REQUIREMENTS:
Copy the data exactly as it appears, and do not include any pictures.

— begin —

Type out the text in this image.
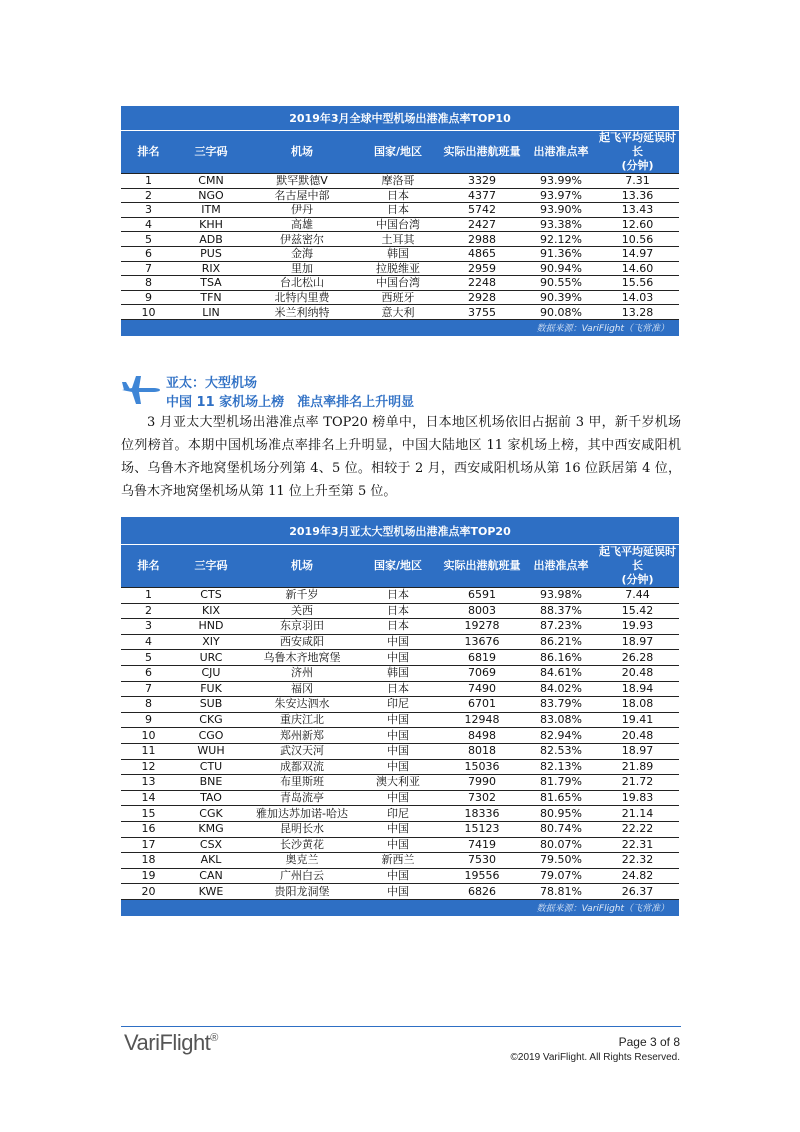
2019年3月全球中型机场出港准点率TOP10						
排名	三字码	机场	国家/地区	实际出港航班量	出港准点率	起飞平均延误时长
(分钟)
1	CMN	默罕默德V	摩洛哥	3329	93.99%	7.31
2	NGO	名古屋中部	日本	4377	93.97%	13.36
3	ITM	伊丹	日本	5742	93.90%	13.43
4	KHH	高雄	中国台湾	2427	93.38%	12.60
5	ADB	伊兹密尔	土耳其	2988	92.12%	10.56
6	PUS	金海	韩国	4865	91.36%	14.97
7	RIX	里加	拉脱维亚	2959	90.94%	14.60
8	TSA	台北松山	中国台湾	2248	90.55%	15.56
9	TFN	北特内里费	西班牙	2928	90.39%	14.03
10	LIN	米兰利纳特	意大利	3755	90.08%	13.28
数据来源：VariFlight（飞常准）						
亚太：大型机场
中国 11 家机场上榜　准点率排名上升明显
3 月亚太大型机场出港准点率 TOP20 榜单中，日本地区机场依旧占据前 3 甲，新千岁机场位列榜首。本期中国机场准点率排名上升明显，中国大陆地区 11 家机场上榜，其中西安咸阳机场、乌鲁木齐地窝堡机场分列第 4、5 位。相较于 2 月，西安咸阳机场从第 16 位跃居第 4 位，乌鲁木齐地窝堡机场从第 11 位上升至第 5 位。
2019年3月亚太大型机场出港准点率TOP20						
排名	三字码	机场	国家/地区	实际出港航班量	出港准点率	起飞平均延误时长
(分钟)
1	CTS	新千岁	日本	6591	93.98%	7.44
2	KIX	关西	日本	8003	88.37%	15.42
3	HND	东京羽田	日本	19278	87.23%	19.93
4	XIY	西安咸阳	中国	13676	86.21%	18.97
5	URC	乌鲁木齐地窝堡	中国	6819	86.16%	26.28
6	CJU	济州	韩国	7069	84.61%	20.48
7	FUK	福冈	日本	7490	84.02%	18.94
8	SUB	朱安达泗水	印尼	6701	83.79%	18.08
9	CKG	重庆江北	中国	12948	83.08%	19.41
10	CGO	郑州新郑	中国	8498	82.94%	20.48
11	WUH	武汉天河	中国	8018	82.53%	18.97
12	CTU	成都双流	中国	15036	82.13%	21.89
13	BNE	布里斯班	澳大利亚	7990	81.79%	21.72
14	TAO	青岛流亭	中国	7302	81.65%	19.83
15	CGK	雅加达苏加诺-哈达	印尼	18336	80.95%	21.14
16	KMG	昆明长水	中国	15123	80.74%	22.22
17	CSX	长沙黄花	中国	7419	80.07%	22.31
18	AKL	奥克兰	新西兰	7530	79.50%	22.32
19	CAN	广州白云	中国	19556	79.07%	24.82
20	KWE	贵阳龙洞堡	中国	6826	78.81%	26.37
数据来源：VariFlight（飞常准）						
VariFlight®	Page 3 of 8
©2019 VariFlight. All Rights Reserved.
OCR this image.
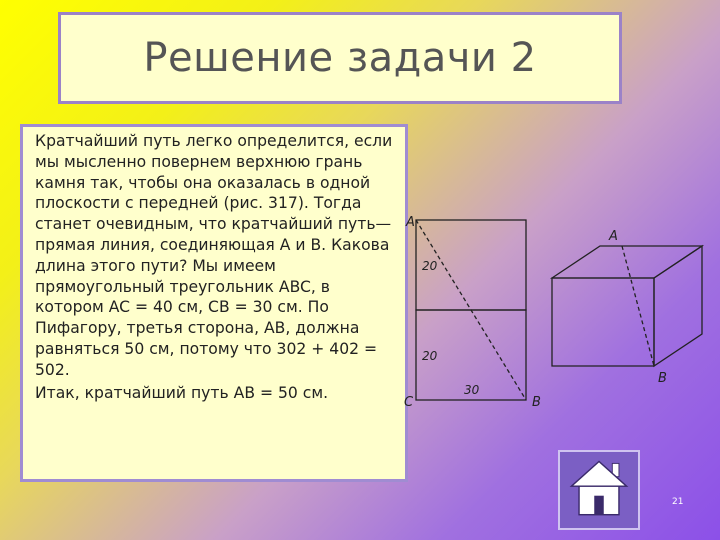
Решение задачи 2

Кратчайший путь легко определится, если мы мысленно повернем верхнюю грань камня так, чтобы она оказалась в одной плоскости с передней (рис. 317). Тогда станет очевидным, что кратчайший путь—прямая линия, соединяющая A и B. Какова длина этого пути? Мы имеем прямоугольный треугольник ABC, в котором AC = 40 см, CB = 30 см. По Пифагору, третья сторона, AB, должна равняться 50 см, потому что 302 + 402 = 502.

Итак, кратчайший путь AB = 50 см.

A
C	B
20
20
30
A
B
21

— end —

RESULT FOR THIS EXERCISE:
Type out the text in this image.
2019年3月全球中型机场出港准点率TOP10						
排名	三字码	机场	国家/地区	实际出港航班量	出港准点率	起飞平均延误时长
(分钟)
1	CMN	默罕默德V	摩洛哥	3329	93.99%	7.31
2	NGO	名古屋中部	日本	4377	93.97%	13.36
3	ITM	伊丹	日本	5742	93.90%	13.43
4	KHH	高雄	中国台湾	2427	93.38%	12.60
5	ADB	伊兹密尔	土耳其	2988	92.12%	10.56
6	PUS	金海	韩国	4865	91.36%	14.97
7	RIX	里加	拉脱维亚	2959	90.94%	14.60
8	TSA	台北松山	中国台湾	2248	90.55%	15.56
9	TFN	北特内里费	西班牙	2928	90.39%	14.03
10	LIN	米兰利纳特	意大利	3755	90.08%	13.28
数据来源：VariFlight（飞常准）						
亚太：大型机场
中国 11 家机场上榜　准点率排名上升明显
3 月亚太大型机场出港准点率 TOP20 榜单中，日本地区机场依旧占据前 3 甲，新千岁机场位列榜首。本期中国机场准点率排名上升明显，中国大陆地区 11 家机场上榜，其中西安咸阳机场、乌鲁木齐地窝堡机场分列第 4、5 位。相较于 2 月，西安咸阳机场从第 16 位跃居第 4 位，乌鲁木齐地窝堡机场从第 11 位上升至第 5 位。
2019年3月亚太大型机场出港准点率TOP20						
排名	三字码	机场	国家/地区	实际出港航班量	出港准点率	起飞平均延误时长
(分钟)
1	CTS	新千岁	日本	6591	93.98%	7.44
2	KIX	关西	日本	8003	88.37%	15.42
3	HND	东京羽田	日本	19278	87.23%	19.93
4	XIY	西安咸阳	中国	13676	86.21%	18.97
5	URC	乌鲁木齐地窝堡	中国	6819	86.16%	26.28
6	CJU	济州	韩国	7069	84.61%	20.48
7	FUK	福冈	日本	7490	84.02%	18.94
8	SUB	朱安达泗水	印尼	6701	83.79%	18.08
9	CKG	重庆江北	中国	12948	83.08%	19.41
10	CGO	郑州新郑	中国	8498	82.94%	20.48
11	WUH	武汉天河	中国	8018	82.53%	18.97
12	CTU	成都双流	中国	15036	82.13%	21.89
13	BNE	布里斯班	澳大利亚	7990	81.79%	21.72
14	TAO	青岛流亭	中国	7302	81.65%	19.83
15	CGK	雅加达苏加诺-哈达	印尼	18336	80.95%	21.14
16	KMG	昆明长水	中国	15123	80.74%	22.22
17	CSX	长沙黄花	中国	7419	80.07%	22.31
18	AKL	奥克兰	新西兰	7530	79.50%	22.32
19	CAN	广州白云	中国	19556	79.07%	24.82
20	KWE	贵阳龙洞堡	中国	6826	78.81%	26.37
数据来源：VariFlight（飞常准）						
VariFlight®	Page 3 of 8
©2019 VariFlight. All Rights Reserved.
OCR this image.
Решение задачи 2

Кратчайший путь легко определится, если мы мысленно повернем верхнюю грань камня так, чтобы она оказалась в одной плоскости с передней (рис. 317). Тогда станет очевидным, что кратчайший путь—прямая линия, соединяющая A и B. Какова длина этого пути? Мы имеем прямоугольный треугольник ABC, в котором AC = 40 см, CB = 30 см. По Пифагору, третья сторона, AB, должна равняться 50 см, потому что 302 + 402 = 502.

Итак, кратчайший путь AB = 50 см.

A
C	B
20
20
30
A
B
21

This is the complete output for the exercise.